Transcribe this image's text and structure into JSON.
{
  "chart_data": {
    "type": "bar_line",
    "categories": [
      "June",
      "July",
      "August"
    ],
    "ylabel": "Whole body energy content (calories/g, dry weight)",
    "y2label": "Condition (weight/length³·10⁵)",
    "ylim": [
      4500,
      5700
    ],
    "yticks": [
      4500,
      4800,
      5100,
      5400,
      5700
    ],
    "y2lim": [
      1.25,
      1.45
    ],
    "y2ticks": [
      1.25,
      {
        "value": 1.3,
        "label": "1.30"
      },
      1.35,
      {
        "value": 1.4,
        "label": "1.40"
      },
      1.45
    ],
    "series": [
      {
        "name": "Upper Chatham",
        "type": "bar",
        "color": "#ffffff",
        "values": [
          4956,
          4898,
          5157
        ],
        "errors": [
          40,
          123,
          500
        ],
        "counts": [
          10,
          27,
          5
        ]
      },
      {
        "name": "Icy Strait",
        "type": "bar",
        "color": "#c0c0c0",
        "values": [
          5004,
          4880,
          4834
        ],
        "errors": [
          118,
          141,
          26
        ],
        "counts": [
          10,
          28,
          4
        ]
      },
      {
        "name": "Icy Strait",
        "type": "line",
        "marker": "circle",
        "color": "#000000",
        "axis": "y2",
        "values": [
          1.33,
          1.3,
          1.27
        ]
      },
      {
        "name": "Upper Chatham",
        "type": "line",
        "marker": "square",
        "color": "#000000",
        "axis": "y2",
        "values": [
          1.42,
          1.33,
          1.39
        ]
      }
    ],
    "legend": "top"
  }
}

EXERCISE: Repeat all of the records above exactly as written.

EXERCISE ANSWER:
Transcribe this image's text and structure into JSON.
{
  "chart_data": {
    "type": "bar_line",
    "categories": [
      "June",
      "July",
      "August"
    ],
    "ylabel": "Whole body energy content (calories/g, dry weight)",
    "y2label": "Condition (weight/length³·10⁵)",
    "ylim": [
      4500,
      5700
    ],
    "yticks": [
      4500,
      4800,
      5100,
      5400,
      5700
    ],
    "y2lim": [
      1.25,
      1.45
    ],
    "y2ticks": [
      1.25,
      {
        "value": 1.3,
        "label": "1.30"
      },
      1.35,
      {
        "value": 1.4,
        "label": "1.40"
      },
      1.45
    ],
    "series": [
      {
        "name": "Upper Chatham",
        "type": "bar",
        "color": "#ffffff",
        "values": [
          4956,
          4898,
          5157
        ],
        "errors": [
          40,
          123,
          500
        ],
        "counts": [
          10,
          27,
          5
        ]
      },
      {
        "name": "Icy Strait",
        "type": "bar",
        "color": "#c0c0c0",
        "values": [
          5004,
          4880,
          4834
        ],
        "errors": [
          118,
          141,
          26
        ],
        "counts": [
          10,
          28,
          4
        ]
      },
      {
        "name": "Icy Strait",
        "type": "line",
        "marker": "circle",
        "color": "#000000",
        "axis": "y2",
        "values": [
          1.33,
          1.3,
          1.27
        ]
      },
      {
        "name": "Upper Chatham",
        "type": "line",
        "marker": "square",
        "color": "#000000",
        "axis": "y2",
        "values": [
          1.42,
          1.33,
          1.39
        ]
      }
    ],
    "legend": "top"
  }
}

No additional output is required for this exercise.